◆ **TASK BRIEF**:
Reproduce this listing in full.

===== EXERCISE MATERIALS

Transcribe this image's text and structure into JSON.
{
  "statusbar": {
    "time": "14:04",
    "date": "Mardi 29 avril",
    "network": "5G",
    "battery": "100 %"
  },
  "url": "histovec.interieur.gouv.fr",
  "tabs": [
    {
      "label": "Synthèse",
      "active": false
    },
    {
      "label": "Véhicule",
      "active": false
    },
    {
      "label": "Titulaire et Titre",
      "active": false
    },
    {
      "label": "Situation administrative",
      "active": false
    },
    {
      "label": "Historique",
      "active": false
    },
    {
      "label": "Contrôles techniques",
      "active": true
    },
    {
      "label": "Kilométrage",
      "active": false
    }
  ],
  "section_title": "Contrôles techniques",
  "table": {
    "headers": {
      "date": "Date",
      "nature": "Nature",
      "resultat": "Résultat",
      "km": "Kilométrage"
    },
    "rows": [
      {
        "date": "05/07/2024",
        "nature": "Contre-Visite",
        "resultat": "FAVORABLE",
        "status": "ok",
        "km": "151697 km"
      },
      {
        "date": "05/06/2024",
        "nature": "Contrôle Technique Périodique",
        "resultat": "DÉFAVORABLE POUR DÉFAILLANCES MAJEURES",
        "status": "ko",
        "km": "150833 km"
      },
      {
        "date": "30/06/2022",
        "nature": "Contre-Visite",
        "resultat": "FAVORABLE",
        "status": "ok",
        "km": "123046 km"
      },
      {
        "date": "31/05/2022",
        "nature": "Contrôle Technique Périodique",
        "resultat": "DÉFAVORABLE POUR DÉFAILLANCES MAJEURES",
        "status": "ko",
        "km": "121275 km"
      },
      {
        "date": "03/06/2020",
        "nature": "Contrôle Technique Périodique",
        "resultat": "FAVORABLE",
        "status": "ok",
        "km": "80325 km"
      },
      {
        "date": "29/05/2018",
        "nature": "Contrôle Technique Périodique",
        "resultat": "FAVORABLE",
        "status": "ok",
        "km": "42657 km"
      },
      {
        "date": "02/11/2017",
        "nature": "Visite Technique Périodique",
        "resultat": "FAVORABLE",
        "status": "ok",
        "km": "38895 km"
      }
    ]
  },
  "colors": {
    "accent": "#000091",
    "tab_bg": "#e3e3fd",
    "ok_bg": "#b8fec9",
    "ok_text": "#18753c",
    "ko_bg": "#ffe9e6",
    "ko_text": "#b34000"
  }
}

==========

◆ **SOLUTION TO THIS PROBLEM**:
Transcribe this image's text and structure into JSON.
{
  "statusbar": {
    "time": "14:04",
    "date": "Mardi 29 avril",
    "network": "5G",
    "battery": "100 %"
  },
  "url": "histovec.interieur.gouv.fr",
  "tabs": [
    {
      "label": "Synthèse",
      "active": false
    },
    {
      "label": "Véhicule",
      "active": false
    },
    {
      "label": "Titulaire et Titre",
      "active": false
    },
    {
      "label": "Situation administrative",
      "active": false
    },
    {
      "label": "Historique",
      "active": false
    },
    {
      "label": "Contrôles techniques",
      "active": true
    },
    {
      "label": "Kilométrage",
      "active": false
    }
  ],
  "section_title": "Contrôles techniques",
  "table": {
    "headers": {
      "date": "Date",
      "nature": "Nature",
      "resultat": "Résultat",
      "km": "Kilométrage"
    },
    "rows": [
      {
        "date": "05/07/2024",
        "nature": "Contre-Visite",
        "resultat": "FAVORABLE",
        "status": "ok",
        "km": "151697 km"
      },
      {
        "date": "05/06/2024",
        "nature": "Contrôle Technique Périodique",
        "resultat": "DÉFAVORABLE POUR DÉFAILLANCES MAJEURES",
        "status": "ko",
        "km": "150833 km"
      },
      {
        "date": "30/06/2022",
        "nature": "Contre-Visite",
        "resultat": "FAVORABLE",
        "status": "ok",
        "km": "123046 km"
      },
      {
        "date": "31/05/2022",
        "nature": "Contrôle Technique Périodique",
        "resultat": "DÉFAVORABLE POUR DÉFAILLANCES MAJEURES",
        "status": "ko",
        "km": "121275 km"
      },
      {
        "date": "03/06/2020",
        "nature": "Contrôle Technique Périodique",
        "resultat": "FAVORABLE",
        "status": "ok",
        "km": "80325 km"
      },
      {
        "date": "29/05/2018",
        "nature": "Contrôle Technique Périodique",
        "resultat": "FAVORABLE",
        "status": "ok",
        "km": "42657 km"
      },
      {
        "date": "02/11/2017",
        "nature": "Visite Technique Périodique",
        "resultat": "FAVORABLE",
        "status": "ok",
        "km": "38895 km"
      }
    ]
  },
  "colors": {
    "accent": "#000091",
    "tab_bg": "#e3e3fd",
    "ok_bg": "#b8fec9",
    "ok_text": "#18753c",
    "ko_bg": "#ffe9e6",
    "ko_text": "#b34000"
  }
}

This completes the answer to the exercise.